▶ **Problem details**: From the listing below, extract each entry exactly as written, minus the images.

▶ **Given entries**:
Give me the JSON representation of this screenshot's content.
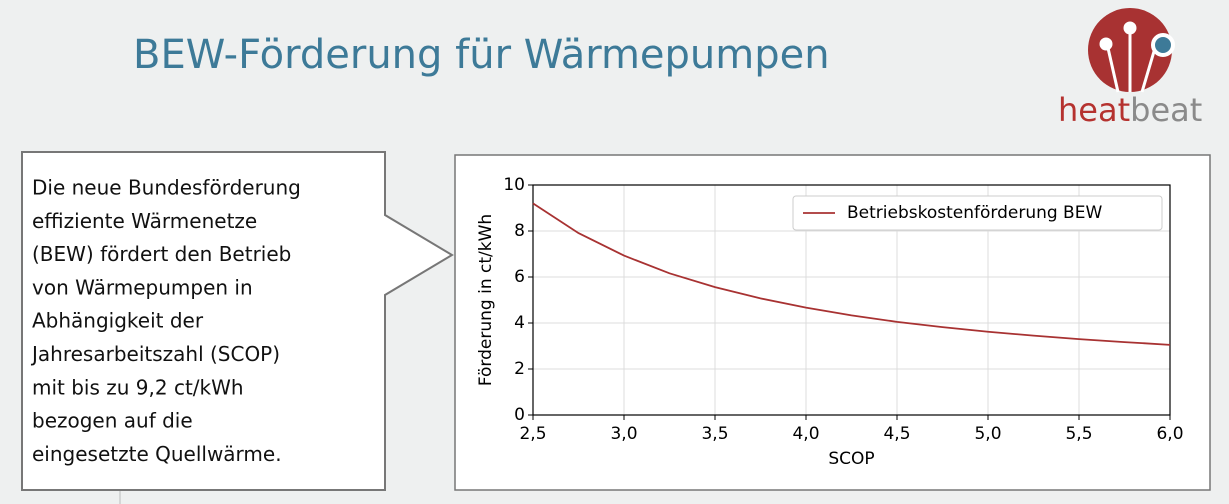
{
  "header": {
    "title": "BEW-Förderung für Wärmepumpen"
  },
  "logo": {
    "heat": "heat",
    "beat": "beat"
  },
  "callout": {
    "lines": [
      "Die neue Bundesförderung",
      "effiziente Wärmenetze",
      "(BEW) fördert den Betrieb",
      "von Wärmepumpen in",
      "Abhängigkeit der",
      "Jahresarbeitszahl (SCOP)",
      "mit bis zu 9,2 ct/kWh",
      "bezogen auf die",
      "eingesetzte Quellwärme."
    ]
  },
  "chart_data": {
    "type": "line",
    "x": [
      2.5,
      2.75,
      3.0,
      3.25,
      3.5,
      3.75,
      4.0,
      4.25,
      4.5,
      4.75,
      5.0,
      5.25,
      5.5,
      5.75,
      6.0
    ],
    "series": [
      {
        "name": "Betriebskostenförderung BEW",
        "color": "#a83232",
        "values": [
          9.2,
          7.91,
          6.93,
          6.16,
          5.56,
          5.07,
          4.67,
          4.33,
          4.05,
          3.82,
          3.62,
          3.45,
          3.3,
          3.17,
          3.05
        ]
      }
    ],
    "xlabel": "SCOP",
    "ylabel": "Förderung in ct/kWh",
    "xlim": [
      2.5,
      6.0
    ],
    "ylim": [
      0,
      10
    ],
    "xticks": [
      {
        "value": 2.5,
        "label": "2,5"
      },
      {
        "value": 3.0,
        "label": "3,0"
      },
      {
        "value": 3.5,
        "label": "3,5"
      },
      {
        "value": 4.0,
        "label": "4,0"
      },
      {
        "value": 4.5,
        "label": "4,5"
      },
      {
        "value": 5.0,
        "label": "5,0"
      },
      {
        "value": 5.5,
        "label": "5,5"
      },
      {
        "value": 6.0,
        "label": "6,0"
      }
    ],
    "yticks": [
      0,
      2,
      4,
      6,
      8,
      10
    ],
    "grid": true,
    "legend": "upper right"
  }
}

▶ **Response**:
Give me the JSON representation of this screenshot's content.
{
  "header": {
    "title": "BEW-Förderung für Wärmepumpen"
  },
  "logo": {
    "heat": "heat",
    "beat": "beat"
  },
  "callout": {
    "lines": [
      "Die neue Bundesförderung",
      "effiziente Wärmenetze",
      "(BEW) fördert den Betrieb",
      "von Wärmepumpen in",
      "Abhängigkeit der",
      "Jahresarbeitszahl (SCOP)",
      "mit bis zu 9,2 ct/kWh",
      "bezogen auf die",
      "eingesetzte Quellwärme."
    ]
  },
  "chart_data": {
    "type": "line",
    "x": [
      2.5,
      2.75,
      3.0,
      3.25,
      3.5,
      3.75,
      4.0,
      4.25,
      4.5,
      4.75,
      5.0,
      5.25,
      5.5,
      5.75,
      6.0
    ],
    "series": [
      {
        "name": "Betriebskostenförderung BEW",
        "color": "#a83232",
        "values": [
          9.2,
          7.91,
          6.93,
          6.16,
          5.56,
          5.07,
          4.67,
          4.33,
          4.05,
          3.82,
          3.62,
          3.45,
          3.3,
          3.17,
          3.05
        ]
      }
    ],
    "xlabel": "SCOP",
    "ylabel": "Förderung in ct/kWh",
    "xlim": [
      2.5,
      6.0
    ],
    "ylim": [
      0,
      10
    ],
    "xticks": [
      {
        "value": 2.5,
        "label": "2,5"
      },
      {
        "value": 3.0,
        "label": "3,0"
      },
      {
        "value": 3.5,
        "label": "3,5"
      },
      {
        "value": 4.0,
        "label": "4,0"
      },
      {
        "value": 4.5,
        "label": "4,5"
      },
      {
        "value": 5.0,
        "label": "5,0"
      },
      {
        "value": 5.5,
        "label": "5,5"
      },
      {
        "value": 6.0,
        "label": "6,0"
      }
    ],
    "yticks": [
      0,
      2,
      4,
      6,
      8,
      10
    ],
    "grid": true,
    "legend": "upper right"
  }
}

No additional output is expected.